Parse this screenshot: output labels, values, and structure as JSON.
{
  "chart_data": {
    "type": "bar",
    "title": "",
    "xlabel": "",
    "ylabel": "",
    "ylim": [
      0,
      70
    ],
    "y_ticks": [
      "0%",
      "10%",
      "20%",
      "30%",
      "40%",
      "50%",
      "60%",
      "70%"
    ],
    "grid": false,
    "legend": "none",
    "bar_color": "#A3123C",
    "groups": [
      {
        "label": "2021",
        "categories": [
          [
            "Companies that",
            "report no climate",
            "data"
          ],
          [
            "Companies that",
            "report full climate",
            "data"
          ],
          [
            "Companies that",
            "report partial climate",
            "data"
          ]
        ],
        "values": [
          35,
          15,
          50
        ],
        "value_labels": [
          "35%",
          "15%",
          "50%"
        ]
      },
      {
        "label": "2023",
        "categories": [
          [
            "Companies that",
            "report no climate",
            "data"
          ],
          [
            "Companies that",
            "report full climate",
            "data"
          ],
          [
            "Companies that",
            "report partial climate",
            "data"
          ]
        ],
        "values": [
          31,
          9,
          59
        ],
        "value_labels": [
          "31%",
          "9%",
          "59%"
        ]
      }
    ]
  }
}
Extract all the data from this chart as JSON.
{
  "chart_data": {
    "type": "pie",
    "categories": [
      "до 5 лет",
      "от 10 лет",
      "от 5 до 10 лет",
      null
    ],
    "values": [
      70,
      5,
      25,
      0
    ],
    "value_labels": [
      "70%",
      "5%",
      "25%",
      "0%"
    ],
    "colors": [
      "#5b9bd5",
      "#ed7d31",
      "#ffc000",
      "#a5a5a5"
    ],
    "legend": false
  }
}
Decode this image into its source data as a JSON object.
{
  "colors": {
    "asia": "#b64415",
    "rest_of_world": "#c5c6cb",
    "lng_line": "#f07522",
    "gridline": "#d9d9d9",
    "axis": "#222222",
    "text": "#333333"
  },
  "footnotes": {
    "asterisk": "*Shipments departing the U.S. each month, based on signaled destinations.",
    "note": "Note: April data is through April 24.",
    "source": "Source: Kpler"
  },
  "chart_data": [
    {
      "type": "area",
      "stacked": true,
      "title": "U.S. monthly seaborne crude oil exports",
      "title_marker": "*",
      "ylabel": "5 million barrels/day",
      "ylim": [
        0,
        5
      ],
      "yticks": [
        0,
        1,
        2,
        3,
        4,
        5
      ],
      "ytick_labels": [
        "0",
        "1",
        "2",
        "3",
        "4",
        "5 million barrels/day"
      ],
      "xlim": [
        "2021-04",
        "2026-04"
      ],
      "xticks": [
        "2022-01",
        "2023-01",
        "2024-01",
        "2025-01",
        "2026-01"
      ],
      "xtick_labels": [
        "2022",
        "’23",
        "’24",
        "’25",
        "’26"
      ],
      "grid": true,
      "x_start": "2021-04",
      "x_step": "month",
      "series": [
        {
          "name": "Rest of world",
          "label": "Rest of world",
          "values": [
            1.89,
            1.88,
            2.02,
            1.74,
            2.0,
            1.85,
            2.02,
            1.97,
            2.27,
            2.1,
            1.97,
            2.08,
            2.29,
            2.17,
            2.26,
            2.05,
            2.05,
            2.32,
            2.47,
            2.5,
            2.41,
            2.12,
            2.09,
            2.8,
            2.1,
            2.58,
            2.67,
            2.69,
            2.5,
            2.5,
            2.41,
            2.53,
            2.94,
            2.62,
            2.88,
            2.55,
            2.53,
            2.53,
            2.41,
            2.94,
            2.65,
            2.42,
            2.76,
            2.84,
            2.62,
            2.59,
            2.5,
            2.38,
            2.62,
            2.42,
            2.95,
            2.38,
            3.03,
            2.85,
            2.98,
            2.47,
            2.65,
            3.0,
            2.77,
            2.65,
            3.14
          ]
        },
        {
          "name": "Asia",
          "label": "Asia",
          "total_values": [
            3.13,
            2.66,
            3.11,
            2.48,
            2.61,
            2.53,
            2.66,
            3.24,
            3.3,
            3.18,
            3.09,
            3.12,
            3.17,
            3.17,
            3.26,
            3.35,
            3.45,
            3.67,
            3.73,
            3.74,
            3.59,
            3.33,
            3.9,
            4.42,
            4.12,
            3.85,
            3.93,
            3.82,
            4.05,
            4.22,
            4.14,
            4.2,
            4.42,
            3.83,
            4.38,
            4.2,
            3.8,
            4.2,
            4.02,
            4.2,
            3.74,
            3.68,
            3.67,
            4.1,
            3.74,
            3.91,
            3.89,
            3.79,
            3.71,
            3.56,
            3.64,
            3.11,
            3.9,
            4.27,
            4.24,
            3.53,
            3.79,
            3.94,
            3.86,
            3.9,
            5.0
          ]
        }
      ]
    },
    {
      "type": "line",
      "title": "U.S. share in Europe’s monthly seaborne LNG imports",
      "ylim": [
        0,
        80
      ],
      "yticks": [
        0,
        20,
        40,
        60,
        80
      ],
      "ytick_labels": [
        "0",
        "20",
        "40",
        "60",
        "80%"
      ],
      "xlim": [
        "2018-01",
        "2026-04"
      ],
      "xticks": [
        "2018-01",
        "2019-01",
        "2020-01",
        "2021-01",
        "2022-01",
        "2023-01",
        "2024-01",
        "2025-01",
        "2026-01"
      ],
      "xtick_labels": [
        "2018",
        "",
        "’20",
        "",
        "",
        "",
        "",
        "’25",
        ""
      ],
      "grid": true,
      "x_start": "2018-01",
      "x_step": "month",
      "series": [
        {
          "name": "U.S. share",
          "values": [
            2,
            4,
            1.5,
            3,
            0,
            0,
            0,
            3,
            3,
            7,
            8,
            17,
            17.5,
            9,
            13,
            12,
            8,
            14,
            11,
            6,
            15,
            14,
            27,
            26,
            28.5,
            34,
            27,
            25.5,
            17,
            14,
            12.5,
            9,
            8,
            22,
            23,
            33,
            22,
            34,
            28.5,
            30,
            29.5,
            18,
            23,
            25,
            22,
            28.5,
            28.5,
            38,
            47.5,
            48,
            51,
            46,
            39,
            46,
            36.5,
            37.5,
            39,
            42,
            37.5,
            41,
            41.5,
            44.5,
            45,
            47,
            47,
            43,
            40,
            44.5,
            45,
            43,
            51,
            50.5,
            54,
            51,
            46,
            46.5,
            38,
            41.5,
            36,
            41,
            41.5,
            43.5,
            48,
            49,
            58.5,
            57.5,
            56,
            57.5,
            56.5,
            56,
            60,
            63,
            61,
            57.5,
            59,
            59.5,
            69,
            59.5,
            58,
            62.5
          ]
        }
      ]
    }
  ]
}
* * * * *
__TASK DETAILS__
Reproduce the data in its entirety, matching each character.

__TASK ANSWER__
Parse this screenshot: output labels, values, and structure as JSON.
{
  "chart_data": {
    "type": "bar",
    "title": "",
    "xlabel": "",
    "ylabel": "",
    "ylim": [
      0,
      70
    ],
    "y_ticks": [
      "0%",
      "10%",
      "20%",
      "30%",
      "40%",
      "50%",
      "60%",
      "70%"
    ],
    "grid": false,
    "legend": "none",
    "bar_color": "#A3123C",
    "groups": [
      {
        "label": "2021",
        "categories": [
          [
            "Companies that",
            "report no climate",
            "data"
          ],
          [
            "Companies that",
            "report full climate",
            "data"
          ],
          [
            "Companies that",
            "report partial climate",
            "data"
          ]
        ],
        "values": [
          35,
          15,
          50
        ],
        "value_labels": [
          "35%",
          "15%",
          "50%"
        ]
      },
      {
        "label": "2023",
        "categories": [
          [
            "Companies that",
            "report no climate",
            "data"
          ],
          [
            "Companies that",
            "report full climate",
            "data"
          ],
          [
            "Companies that",
            "report partial climate",
            "data"
          ]
        ],
        "values": [
          31,
          9,
          59
        ],
        "value_labels": [
          "31%",
          "9%",
          "59%"
        ]
      }
    ]
  }
}
Extract all the data from this chart as JSON.
{
  "chart_data": {
    "type": "pie",
    "categories": [
      "до 5 лет",
      "от 10 лет",
      "от 5 до 10 лет",
      null
    ],
    "values": [
      70,
      5,
      25,
      0
    ],
    "value_labels": [
      "70%",
      "5%",
      "25%",
      "0%"
    ],
    "colors": [
      "#5b9bd5",
      "#ed7d31",
      "#ffc000",
      "#a5a5a5"
    ],
    "legend": false
  }
}
Decode this image into its source data as a JSON object.
{
  "colors": {
    "asia": "#b64415",
    "rest_of_world": "#c5c6cb",
    "lng_line": "#f07522",
    "gridline": "#d9d9d9",
    "axis": "#222222",
    "text": "#333333"
  },
  "footnotes": {
    "asterisk": "*Shipments departing the U.S. each month, based on signaled destinations.",
    "note": "Note: April data is through April 24.",
    "source": "Source: Kpler"
  },
  "chart_data": [
    {
      "type": "area",
      "stacked": true,
      "title": "U.S. monthly seaborne crude oil exports",
      "title_marker": "*",
      "ylabel": "5 million barrels/day",
      "ylim": [
        0,
        5
      ],
      "yticks": [
        0,
        1,
        2,
        3,
        4,
        5
      ],
      "ytick_labels": [
        "0",
        "1",
        "2",
        "3",
        "4",
        "5 million barrels/day"
      ],
      "xlim": [
        "2021-04",
        "2026-04"
      ],
      "xticks": [
        "2022-01",
        "2023-01",
        "2024-01",
        "2025-01",
        "2026-01"
      ],
      "xtick_labels": [
        "2022",
        "’23",
        "’24",
        "’25",
        "’26"
      ],
      "grid": true,
      "x_start": "2021-04",
      "x_step": "month",
      "series": [
        {
          "name": "Rest of world",
          "label": "Rest of world",
          "values": [
            1.89,
            1.88,
            2.02,
            1.74,
            2.0,
            1.85,
            2.02,
            1.97,
            2.27,
            2.1,
            1.97,
            2.08,
            2.29,
            2.17,
            2.26,
            2.05,
            2.05,
            2.32,
            2.47,
            2.5,
            2.41,
            2.12,
            2.09,
            2.8,
            2.1,
            2.58,
            2.67,
            2.69,
            2.5,
            2.5,
            2.41,
            2.53,
            2.94,
            2.62,
            2.88,
            2.55,
            2.53,
            2.53,
            2.41,
            2.94,
            2.65,
            2.42,
            2.76,
            2.84,
            2.62,
            2.59,
            2.5,
            2.38,
            2.62,
            2.42,
            2.95,
            2.38,
            3.03,
            2.85,
            2.98,
            2.47,
            2.65,
            3.0,
            2.77,
            2.65,
            3.14
          ]
        },
        {
          "name": "Asia",
          "label": "Asia",
          "total_values": [
            3.13,
            2.66,
            3.11,
            2.48,
            2.61,
            2.53,
            2.66,
            3.24,
            3.3,
            3.18,
            3.09,
            3.12,
            3.17,
            3.17,
            3.26,
            3.35,
            3.45,
            3.67,
            3.73,
            3.74,
            3.59,
            3.33,
            3.9,
            4.42,
            4.12,
            3.85,
            3.93,
            3.82,
            4.05,
            4.22,
            4.14,
            4.2,
            4.42,
            3.83,
            4.38,
            4.2,
            3.8,
            4.2,
            4.02,
            4.2,
            3.74,
            3.68,
            3.67,
            4.1,
            3.74,
            3.91,
            3.89,
            3.79,
            3.71,
            3.56,
            3.64,
            3.11,
            3.9,
            4.27,
            4.24,
            3.53,
            3.79,
            3.94,
            3.86,
            3.9,
            5.0
          ]
        }
      ]
    },
    {
      "type": "line",
      "title": "U.S. share in Europe’s monthly seaborne LNG imports",
      "ylim": [
        0,
        80
      ],
      "yticks": [
        0,
        20,
        40,
        60,
        80
      ],
      "ytick_labels": [
        "0",
        "20",
        "40",
        "60",
        "80%"
      ],
      "xlim": [
        "2018-01",
        "2026-04"
      ],
      "xticks": [
        "2018-01",
        "2019-01",
        "2020-01",
        "2021-01",
        "2022-01",
        "2023-01",
        "2024-01",
        "2025-01",
        "2026-01"
      ],
      "xtick_labels": [
        "2018",
        "",
        "’20",
        "",
        "",
        "",
        "",
        "’25",
        ""
      ],
      "grid": true,
      "x_start": "2018-01",
      "x_step": "month",
      "series": [
        {
          "name": "U.S. share",
          "values": [
            2,
            4,
            1.5,
            3,
            0,
            0,
            0,
            3,
            3,
            7,
            8,
            17,
            17.5,
            9,
            13,
            12,
            8,
            14,
            11,
            6,
            15,
            14,
            27,
            26,
            28.5,
            34,
            27,
            25.5,
            17,
            14,
            12.5,
            9,
            8,
            22,
            23,
            33,
            22,
            34,
            28.5,
            30,
            29.5,
            18,
            23,
            25,
            22,
            28.5,
            28.5,
            38,
            47.5,
            48,
            51,
            46,
            39,
            46,
            36.5,
            37.5,
            39,
            42,
            37.5,
            41,
            41.5,
            44.5,
            45,
            47,
            47,
            43,
            40,
            44.5,
            45,
            43,
            51,
            50.5,
            54,
            51,
            46,
            46.5,
            38,
            41.5,
            36,
            41,
            41.5,
            43.5,
            48,
            49,
            58.5,
            57.5,
            56,
            57.5,
            56.5,
            56,
            60,
            63,
            61,
            57.5,
            59,
            59.5,
            69,
            59.5,
            58,
            62.5
          ]
        }
      ]
    }
  ]
}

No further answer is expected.